Your task is to give the listing below back word for word, pictures excluded.

**The records:**
----------------

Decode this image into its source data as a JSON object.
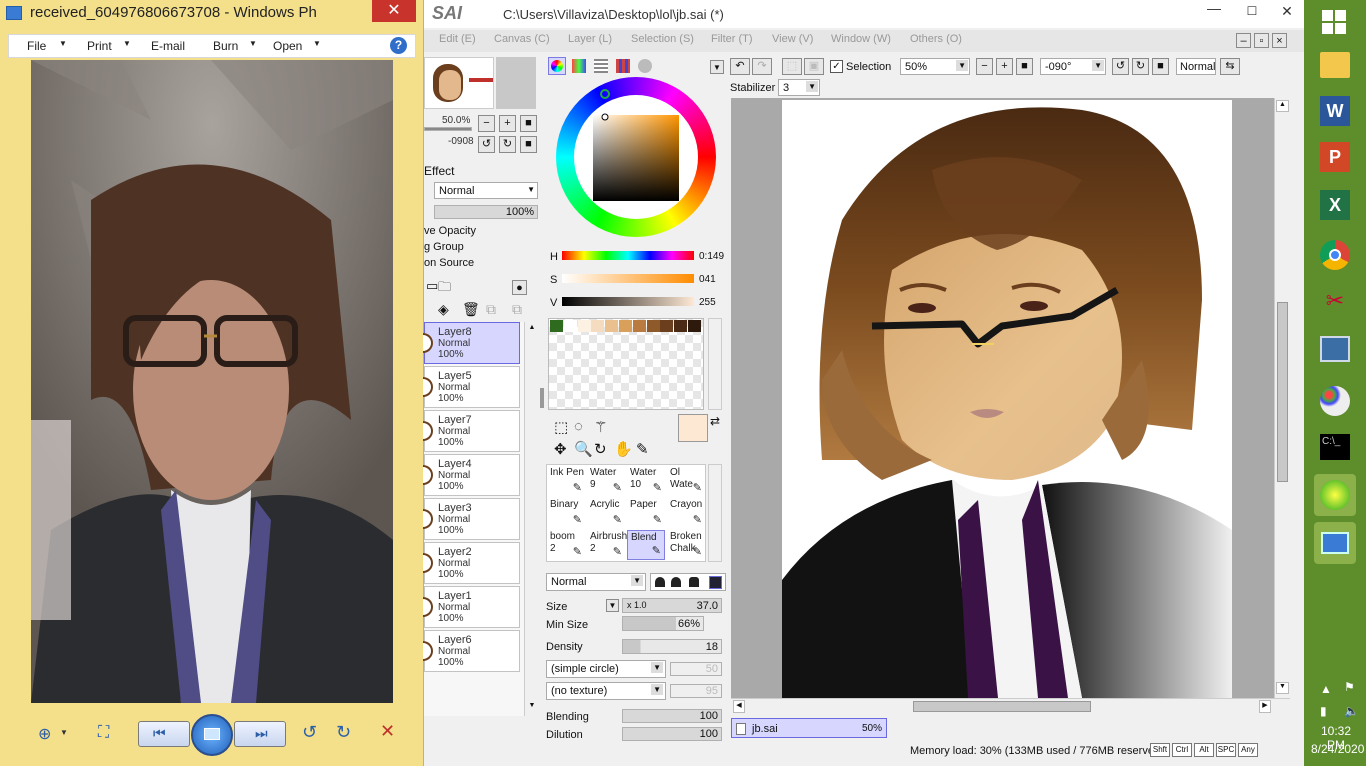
{
  "photo_viewer": {
    "title": "received_604976806673708 - Windows Ph",
    "close_glyph": "✕",
    "menu": [
      {
        "label": "File"
      },
      {
        "label": "Print"
      },
      {
        "label": "E-mail"
      },
      {
        "label": "Burn"
      },
      {
        "label": "Open"
      }
    ],
    "help_glyph": "?"
  },
  "sai": {
    "brand": "SAI",
    "title": "C:\\Users\\Villaviza\\Desktop\\lol\\jb.sai (*)",
    "menu": [
      "Edit (E)",
      "Canvas (C)",
      "Layer (L)",
      "Selection (S)",
      "Filter (T)",
      "View (V)",
      "Window (W)",
      "Others (O)"
    ],
    "toolbar": {
      "selection_label": "Selection",
      "zoom": "50%",
      "rotation": "-090°",
      "mode": "Normal",
      "stabilizer_label": "Stabilizer",
      "stabilizer_value": "3"
    },
    "navigator": {
      "zoom": "50.0%",
      "angle": "-0908"
    },
    "layer_panel": {
      "effect_label": "Effect",
      "blend_mode": "Normal",
      "opacity": "100%",
      "preserve_opacity": "ve Opacity",
      "clipping_group": "g Group",
      "selection_source": "on Source",
      "layers": [
        {
          "name": "Layer8",
          "mode": "Normal",
          "opacity": "100%",
          "selected": true
        },
        {
          "name": "Layer5",
          "mode": "Normal",
          "opacity": "100%"
        },
        {
          "name": "Layer7",
          "mode": "Normal",
          "opacity": "100%"
        },
        {
          "name": "Layer4",
          "mode": "Normal",
          "opacity": "100%"
        },
        {
          "name": "Layer3",
          "mode": "Normal",
          "opacity": "100%"
        },
        {
          "name": "Layer2",
          "mode": "Normal",
          "opacity": "100%"
        },
        {
          "name": "Layer1",
          "mode": "Normal",
          "opacity": "100%"
        },
        {
          "name": "Layer6",
          "mode": "Normal",
          "opacity": "100%"
        }
      ]
    },
    "color": {
      "h_label": "H",
      "h_value": "0:149",
      "s_label": "S",
      "s_value": "041",
      "v_label": "V",
      "v_value": "255",
      "primary": "#fde8d4",
      "swatches": [
        "#2e6b1e",
        "#ffffff",
        "#fdf1e4",
        "#f5dcc0",
        "#e9c08e",
        "#d9a05c",
        "#b97b3f",
        "#8e5a2a",
        "#6b3f1d",
        "#4a2a14",
        "#2e1a0c"
      ]
    },
    "tools": [
      {
        "name": "Ink Pen",
        "size": ""
      },
      {
        "name": "Water",
        "size": "9"
      },
      {
        "name": "Water",
        "size": "10"
      },
      {
        "name": "Ol Wate",
        "size": ""
      },
      {
        "name": "Binary",
        "size": ""
      },
      {
        "name": "Acrylic",
        "size": ""
      },
      {
        "name": "Paper",
        "size": ""
      },
      {
        "name": "Crayon",
        "size": ""
      },
      {
        "name": "boom",
        "size": "2"
      },
      {
        "name": "Airbrush",
        "size": "2"
      },
      {
        "name": "Blend",
        "size": "",
        "selected": true
      },
      {
        "name": "Broken",
        "size": "Chalk"
      }
    ],
    "brush": {
      "mode": "Normal",
      "size_label": "Size",
      "size_mult": "x 1.0",
      "size_value": "37.0",
      "min_size_label": "Min Size",
      "min_size_value": "66%",
      "density_label": "Density",
      "density_value": "18",
      "shape": "(simple circle)",
      "shape_value": "50",
      "texture": "(no texture)",
      "texture_value": "95",
      "blending_label": "Blending",
      "blending_value": "100",
      "dilution_label": "Dilution",
      "dilution_value": "100"
    },
    "doc_tab": {
      "name": "jb.sai",
      "zoom": "50%"
    },
    "status": {
      "memory": "Memory load: 30% (133MB used / 776MB reserved)",
      "keys": [
        "Shft",
        "Ctrl",
        "Alt",
        "SPC",
        "Any"
      ]
    }
  },
  "taskbar": {
    "time": "10:32 PM",
    "date": "8/24/2020"
  }
}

----------------

**Response to the exercise:**
Decode this image into its source data as a JSON object.
{
  "photo_viewer": {
    "title": "received_604976806673708 - Windows Ph",
    "close_glyph": "✕",
    "menu": [
      {
        "label": "File"
      },
      {
        "label": "Print"
      },
      {
        "label": "E-mail"
      },
      {
        "label": "Burn"
      },
      {
        "label": "Open"
      }
    ],
    "help_glyph": "?"
  },
  "sai": {
    "brand": "SAI",
    "title": "C:\\Users\\Villaviza\\Desktop\\lol\\jb.sai (*)",
    "menu": [
      "Edit (E)",
      "Canvas (C)",
      "Layer (L)",
      "Selection (S)",
      "Filter (T)",
      "View (V)",
      "Window (W)",
      "Others (O)"
    ],
    "toolbar": {
      "selection_label": "Selection",
      "zoom": "50%",
      "rotation": "-090°",
      "mode": "Normal",
      "stabilizer_label": "Stabilizer",
      "stabilizer_value": "3"
    },
    "navigator": {
      "zoom": "50.0%",
      "angle": "-0908"
    },
    "layer_panel": {
      "effect_label": "Effect",
      "blend_mode": "Normal",
      "opacity": "100%",
      "preserve_opacity": "ve Opacity",
      "clipping_group": "g Group",
      "selection_source": "on Source",
      "layers": [
        {
          "name": "Layer8",
          "mode": "Normal",
          "opacity": "100%",
          "selected": true
        },
        {
          "name": "Layer5",
          "mode": "Normal",
          "opacity": "100%"
        },
        {
          "name": "Layer7",
          "mode": "Normal",
          "opacity": "100%"
        },
        {
          "name": "Layer4",
          "mode": "Normal",
          "opacity": "100%"
        },
        {
          "name": "Layer3",
          "mode": "Normal",
          "opacity": "100%"
        },
        {
          "name": "Layer2",
          "mode": "Normal",
          "opacity": "100%"
        },
        {
          "name": "Layer1",
          "mode": "Normal",
          "opacity": "100%"
        },
        {
          "name": "Layer6",
          "mode": "Normal",
          "opacity": "100%"
        }
      ]
    },
    "color": {
      "h_label": "H",
      "h_value": "0:149",
      "s_label": "S",
      "s_value": "041",
      "v_label": "V",
      "v_value": "255",
      "primary": "#fde8d4",
      "swatches": [
        "#2e6b1e",
        "#ffffff",
        "#fdf1e4",
        "#f5dcc0",
        "#e9c08e",
        "#d9a05c",
        "#b97b3f",
        "#8e5a2a",
        "#6b3f1d",
        "#4a2a14",
        "#2e1a0c"
      ]
    },
    "tools": [
      {
        "name": "Ink Pen",
        "size": ""
      },
      {
        "name": "Water",
        "size": "9"
      },
      {
        "name": "Water",
        "size": "10"
      },
      {
        "name": "Ol Wate",
        "size": ""
      },
      {
        "name": "Binary",
        "size": ""
      },
      {
        "name": "Acrylic",
        "size": ""
      },
      {
        "name": "Paper",
        "size": ""
      },
      {
        "name": "Crayon",
        "size": ""
      },
      {
        "name": "boom",
        "size": "2"
      },
      {
        "name": "Airbrush",
        "size": "2"
      },
      {
        "name": "Blend",
        "size": "",
        "selected": true
      },
      {
        "name": "Broken",
        "size": "Chalk"
      }
    ],
    "brush": {
      "mode": "Normal",
      "size_label": "Size",
      "size_mult": "x 1.0",
      "size_value": "37.0",
      "min_size_label": "Min Size",
      "min_size_value": "66%",
      "density_label": "Density",
      "density_value": "18",
      "shape": "(simple circle)",
      "shape_value": "50",
      "texture": "(no texture)",
      "texture_value": "95",
      "blending_label": "Blending",
      "blending_value": "100",
      "dilution_label": "Dilution",
      "dilution_value": "100"
    },
    "doc_tab": {
      "name": "jb.sai",
      "zoom": "50%"
    },
    "status": {
      "memory": "Memory load: 30% (133MB used / 776MB reserved)",
      "keys": [
        "Shft",
        "Ctrl",
        "Alt",
        "SPC",
        "Any"
      ]
    }
  },
  "taskbar": {
    "time": "10:32 PM",
    "date": "8/24/2020"
  }
}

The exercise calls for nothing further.